*Given information*.

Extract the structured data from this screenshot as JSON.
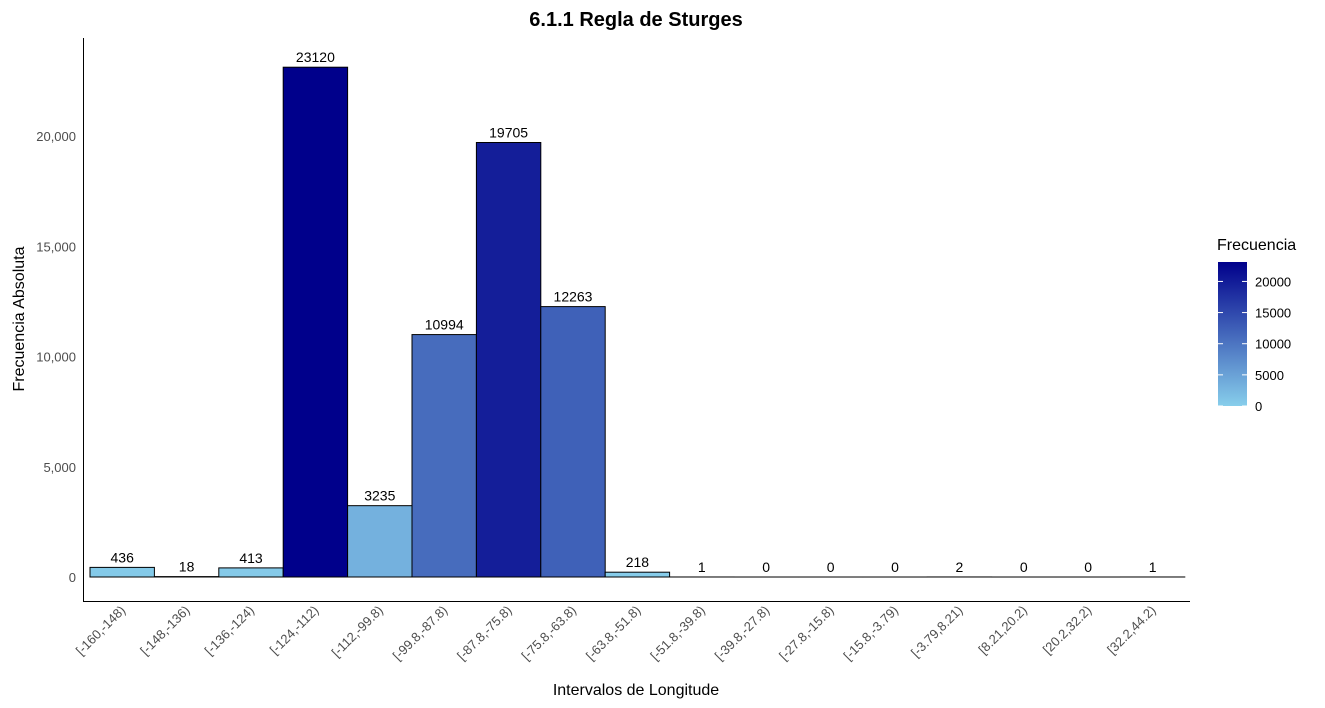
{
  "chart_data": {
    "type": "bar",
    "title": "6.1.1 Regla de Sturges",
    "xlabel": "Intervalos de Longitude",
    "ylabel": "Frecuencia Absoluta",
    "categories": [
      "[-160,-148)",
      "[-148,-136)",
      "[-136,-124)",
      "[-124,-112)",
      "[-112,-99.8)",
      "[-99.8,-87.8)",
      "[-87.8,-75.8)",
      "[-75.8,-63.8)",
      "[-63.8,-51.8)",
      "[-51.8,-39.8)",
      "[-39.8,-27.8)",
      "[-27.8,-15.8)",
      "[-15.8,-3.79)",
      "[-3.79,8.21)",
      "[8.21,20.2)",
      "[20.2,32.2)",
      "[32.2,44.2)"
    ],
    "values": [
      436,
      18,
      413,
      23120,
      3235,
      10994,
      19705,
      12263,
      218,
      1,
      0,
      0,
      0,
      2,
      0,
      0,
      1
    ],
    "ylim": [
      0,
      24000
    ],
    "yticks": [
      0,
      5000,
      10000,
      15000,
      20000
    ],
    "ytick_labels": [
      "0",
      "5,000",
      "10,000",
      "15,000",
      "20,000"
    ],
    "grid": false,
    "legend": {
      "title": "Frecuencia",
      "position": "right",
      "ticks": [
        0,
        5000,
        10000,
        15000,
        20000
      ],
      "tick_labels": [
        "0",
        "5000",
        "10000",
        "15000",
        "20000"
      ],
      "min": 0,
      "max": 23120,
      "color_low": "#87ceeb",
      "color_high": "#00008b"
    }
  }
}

*Your objective*. Search the entries for the word "Frecuencia", then gather every line that has it.

*Result*.
    "ylabel": "Frecuencia Absoluta",
      "title": "Frecuencia",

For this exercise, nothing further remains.